Dataset records:
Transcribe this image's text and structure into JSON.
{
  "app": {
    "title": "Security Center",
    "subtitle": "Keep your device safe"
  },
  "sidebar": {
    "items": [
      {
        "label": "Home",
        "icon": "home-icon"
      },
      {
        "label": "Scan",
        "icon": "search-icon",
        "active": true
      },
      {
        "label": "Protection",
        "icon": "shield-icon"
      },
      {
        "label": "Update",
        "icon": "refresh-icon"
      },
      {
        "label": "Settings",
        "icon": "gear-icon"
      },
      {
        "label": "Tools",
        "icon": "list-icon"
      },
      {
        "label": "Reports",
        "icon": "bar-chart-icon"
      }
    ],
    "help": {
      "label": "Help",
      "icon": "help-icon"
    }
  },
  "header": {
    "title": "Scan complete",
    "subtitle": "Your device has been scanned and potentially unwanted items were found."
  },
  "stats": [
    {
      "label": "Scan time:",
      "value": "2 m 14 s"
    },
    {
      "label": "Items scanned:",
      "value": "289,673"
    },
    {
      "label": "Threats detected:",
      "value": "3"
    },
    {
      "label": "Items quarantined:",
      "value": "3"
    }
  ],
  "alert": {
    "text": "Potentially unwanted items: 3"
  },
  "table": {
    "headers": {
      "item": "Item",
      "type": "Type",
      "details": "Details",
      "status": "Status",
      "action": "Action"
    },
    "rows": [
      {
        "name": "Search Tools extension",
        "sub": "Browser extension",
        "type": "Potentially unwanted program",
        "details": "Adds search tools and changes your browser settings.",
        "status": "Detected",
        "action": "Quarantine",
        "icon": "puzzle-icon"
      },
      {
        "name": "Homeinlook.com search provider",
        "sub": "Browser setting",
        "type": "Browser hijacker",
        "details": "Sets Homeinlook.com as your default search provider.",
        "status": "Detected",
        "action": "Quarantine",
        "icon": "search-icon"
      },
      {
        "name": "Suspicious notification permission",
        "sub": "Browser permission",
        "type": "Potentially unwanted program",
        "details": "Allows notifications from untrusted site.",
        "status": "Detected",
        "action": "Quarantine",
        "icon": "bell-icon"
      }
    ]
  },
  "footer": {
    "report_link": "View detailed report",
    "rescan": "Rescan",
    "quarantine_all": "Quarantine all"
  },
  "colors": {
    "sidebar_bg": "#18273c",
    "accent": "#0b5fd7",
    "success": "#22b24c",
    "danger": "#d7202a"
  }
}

Written exercise: Write out the listing once more, matching it exactly.

Output of the task:
Transcribe this image's text and structure into JSON.
{
  "app": {
    "title": "Security Center",
    "subtitle": "Keep your device safe"
  },
  "sidebar": {
    "items": [
      {
        "label": "Home",
        "icon": "home-icon"
      },
      {
        "label": "Scan",
        "icon": "search-icon",
        "active": true
      },
      {
        "label": "Protection",
        "icon": "shield-icon"
      },
      {
        "label": "Update",
        "icon": "refresh-icon"
      },
      {
        "label": "Settings",
        "icon": "gear-icon"
      },
      {
        "label": "Tools",
        "icon": "list-icon"
      },
      {
        "label": "Reports",
        "icon": "bar-chart-icon"
      }
    ],
    "help": {
      "label": "Help",
      "icon": "help-icon"
    }
  },
  "header": {
    "title": "Scan complete",
    "subtitle": "Your device has been scanned and potentially unwanted items were found."
  },
  "stats": [
    {
      "label": "Scan time:",
      "value": "2 m 14 s"
    },
    {
      "label": "Items scanned:",
      "value": "289,673"
    },
    {
      "label": "Threats detected:",
      "value": "3"
    },
    {
      "label": "Items quarantined:",
      "value": "3"
    }
  ],
  "alert": {
    "text": "Potentially unwanted items: 3"
  },
  "table": {
    "headers": {
      "item": "Item",
      "type": "Type",
      "details": "Details",
      "status": "Status",
      "action": "Action"
    },
    "rows": [
      {
        "name": "Search Tools extension",
        "sub": "Browser extension",
        "type": "Potentially unwanted program",
        "details": "Adds search tools and changes your browser settings.",
        "status": "Detected",
        "action": "Quarantine",
        "icon": "puzzle-icon"
      },
      {
        "name": "Homeinlook.com search provider",
        "sub": "Browser setting",
        "type": "Browser hijacker",
        "details": "Sets Homeinlook.com as your default search provider.",
        "status": "Detected",
        "action": "Quarantine",
        "icon": "search-icon"
      },
      {
        "name": "Suspicious notification permission",
        "sub": "Browser permission",
        "type": "Potentially unwanted program",
        "details": "Allows notifications from untrusted site.",
        "status": "Detected",
        "action": "Quarantine",
        "icon": "bell-icon"
      }
    ]
  },
  "footer": {
    "report_link": "View detailed report",
    "rescan": "Rescan",
    "quarantine_all": "Quarantine all"
  },
  "colors": {
    "sidebar_bg": "#18273c",
    "accent": "#0b5fd7",
    "success": "#22b24c",
    "danger": "#d7202a"
  }
}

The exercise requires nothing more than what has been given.